━━ Data rows ━━

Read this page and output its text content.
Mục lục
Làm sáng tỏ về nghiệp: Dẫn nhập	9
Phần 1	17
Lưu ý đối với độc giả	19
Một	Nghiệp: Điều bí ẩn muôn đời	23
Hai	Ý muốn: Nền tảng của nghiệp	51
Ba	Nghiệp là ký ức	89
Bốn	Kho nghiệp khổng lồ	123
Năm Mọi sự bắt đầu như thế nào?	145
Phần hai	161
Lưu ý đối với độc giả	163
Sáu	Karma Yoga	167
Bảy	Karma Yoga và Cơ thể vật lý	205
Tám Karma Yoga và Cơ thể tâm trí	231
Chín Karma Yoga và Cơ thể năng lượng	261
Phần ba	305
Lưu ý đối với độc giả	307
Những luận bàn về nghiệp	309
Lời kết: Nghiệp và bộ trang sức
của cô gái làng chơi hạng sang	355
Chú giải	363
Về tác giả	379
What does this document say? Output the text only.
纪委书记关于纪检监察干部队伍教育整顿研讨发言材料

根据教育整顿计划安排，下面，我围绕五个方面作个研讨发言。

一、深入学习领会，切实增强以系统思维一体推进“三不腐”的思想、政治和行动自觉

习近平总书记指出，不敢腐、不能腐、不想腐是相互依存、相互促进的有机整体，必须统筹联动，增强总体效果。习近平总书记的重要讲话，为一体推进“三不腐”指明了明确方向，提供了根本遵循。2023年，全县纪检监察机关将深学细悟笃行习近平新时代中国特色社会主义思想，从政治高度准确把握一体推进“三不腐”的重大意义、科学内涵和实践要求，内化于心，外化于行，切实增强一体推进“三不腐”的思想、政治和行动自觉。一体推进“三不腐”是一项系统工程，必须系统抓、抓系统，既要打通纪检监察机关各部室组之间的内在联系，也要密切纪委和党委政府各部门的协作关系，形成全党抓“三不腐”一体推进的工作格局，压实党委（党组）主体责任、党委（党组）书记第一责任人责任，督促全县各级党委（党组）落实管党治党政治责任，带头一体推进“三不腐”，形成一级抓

━━━

Task statement:
Repeat, exactly and only, the lines above from the one containing "What does this" through the end of the material.

Task solution:
What does this document say? Output the text only.
纪委书记关于纪检监察干部队伍教育整顿研讨发言材料

根据教育整顿计划安排，下面，我围绕五个方面作个研讨发言。

一、深入学习领会，切实增强以系统思维一体推进“三不腐”的思想、政治和行动自觉

习近平总书记指出，不敢腐、不能腐、不想腐是相互依存、相互促进的有机整体，必须统筹联动，增强总体效果。习近平总书记的重要讲话，为一体推进“三不腐”指明了明确方向，提供了根本遵循。2023年，全县纪检监察机关将深学细悟笃行习近平新时代中国特色社会主义思想，从政治高度准确把握一体推进“三不腐”的重大意义、科学内涵和实践要求，内化于心，外化于行，切实增强一体推进“三不腐”的思想、政治和行动自觉。一体推进“三不腐”是一项系统工程，必须系统抓、抓系统，既要打通纪检监察机关各部室组之间的内在联系，也要密切纪委和党委政府各部门的协作关系，形成全党抓“三不腐”一体推进的工作格局，压实党委（党组）主体责任、党委（党组）书记第一责任人责任，督促全县各级党委（党组）落实管党治党政治责任，带头一体推进“三不腐”，形成一级抓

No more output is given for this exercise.